··· Material
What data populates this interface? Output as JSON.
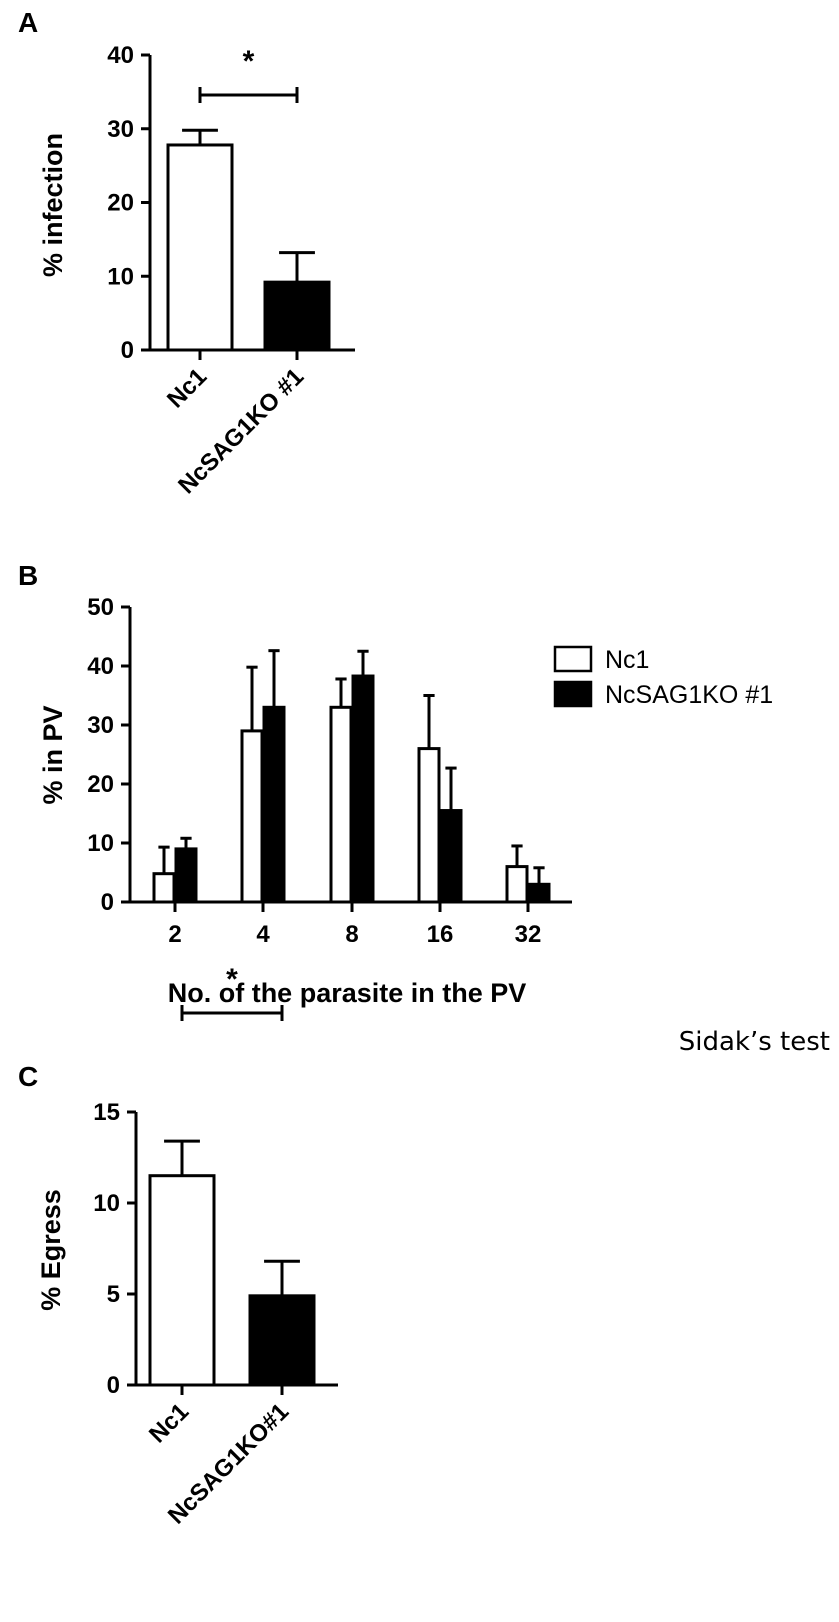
{
  "chart_data": [
    {
      "panel": "A",
      "type": "bar",
      "categories": [
        "Nc1",
        "NcSAG1KO #1"
      ],
      "values": [
        27.8,
        9.2
      ],
      "errors": [
        2.0,
        4.0
      ],
      "fills": [
        "#ffffff",
        "#000000"
      ],
      "ylabel": "% infection",
      "xlabel": "",
      "ylim": [
        0,
        40
      ],
      "yticks": [
        0,
        10,
        20,
        30,
        40
      ],
      "significance": "*"
    },
    {
      "panel": "B",
      "type": "bar",
      "categories": [
        "2",
        "4",
        "8",
        "16",
        "32"
      ],
      "series": [
        {
          "name": "Nc1",
          "values": [
            4.8,
            29.0,
            33.0,
            26.0,
            6.0
          ],
          "errors": [
            4.5,
            10.8,
            4.8,
            9.0,
            3.5
          ],
          "fill": "#ffffff"
        },
        {
          "name": "NcSAG1KO #1",
          "values": [
            9.0,
            33.0,
            38.3,
            15.5,
            3.0
          ],
          "errors": [
            1.8,
            9.6,
            4.2,
            7.2,
            2.8
          ],
          "fill": "#000000"
        }
      ],
      "ylabel": "% in PV",
      "xlabel": "No. of the parasite in the PV",
      "ylim": [
        0,
        50
      ],
      "yticks": [
        0,
        10,
        20,
        30,
        40,
        50
      ],
      "legend_position": "top-right"
    },
    {
      "panel": "C",
      "type": "bar",
      "categories": [
        "Nc1",
        "NcSAG1KO#1"
      ],
      "values": [
        11.5,
        4.9
      ],
      "errors": [
        1.9,
        1.9
      ],
      "fills": [
        "#ffffff",
        "#000000"
      ],
      "ylabel": "% Egress",
      "xlabel": "",
      "ylim": [
        0,
        15
      ],
      "yticks": [
        0,
        5,
        10,
        15
      ],
      "significance": "*"
    }
  ],
  "note": "Sidak’s test"
}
······
All of the entries need to be transcribed word for word; pictures are left out.

## Result for this exercise
What data populates this interface? Output as JSON.
{
  "chart_data": [
    {
      "panel": "A",
      "type": "bar",
      "categories": [
        "Nc1",
        "NcSAG1KO #1"
      ],
      "values": [
        27.8,
        9.2
      ],
      "errors": [
        2.0,
        4.0
      ],
      "fills": [
        "#ffffff",
        "#000000"
      ],
      "ylabel": "% infection",
      "xlabel": "",
      "ylim": [
        0,
        40
      ],
      "yticks": [
        0,
        10,
        20,
        30,
        40
      ],
      "significance": "*"
    },
    {
      "panel": "B",
      "type": "bar",
      "categories": [
        "2",
        "4",
        "8",
        "16",
        "32"
      ],
      "series": [
        {
          "name": "Nc1",
          "values": [
            4.8,
            29.0,
            33.0,
            26.0,
            6.0
          ],
          "errors": [
            4.5,
            10.8,
            4.8,
            9.0,
            3.5
          ],
          "fill": "#ffffff"
        },
        {
          "name": "NcSAG1KO #1",
          "values": [
            9.0,
            33.0,
            38.3,
            15.5,
            3.0
          ],
          "errors": [
            1.8,
            9.6,
            4.2,
            7.2,
            2.8
          ],
          "fill": "#000000"
        }
      ],
      "ylabel": "% in PV",
      "xlabel": "No. of the parasite in the PV",
      "ylim": [
        0,
        50
      ],
      "yticks": [
        0,
        10,
        20,
        30,
        40,
        50
      ],
      "legend_position": "top-right"
    },
    {
      "panel": "C",
      "type": "bar",
      "categories": [
        "Nc1",
        "NcSAG1KO#1"
      ],
      "values": [
        11.5,
        4.9
      ],
      "errors": [
        1.9,
        1.9
      ],
      "fills": [
        "#ffffff",
        "#000000"
      ],
      "ylabel": "% Egress",
      "xlabel": "",
      "ylim": [
        0,
        15
      ],
      "yticks": [
        0,
        5,
        10,
        15
      ],
      "significance": "*"
    }
  ],
  "note": "Sidak’s test"
}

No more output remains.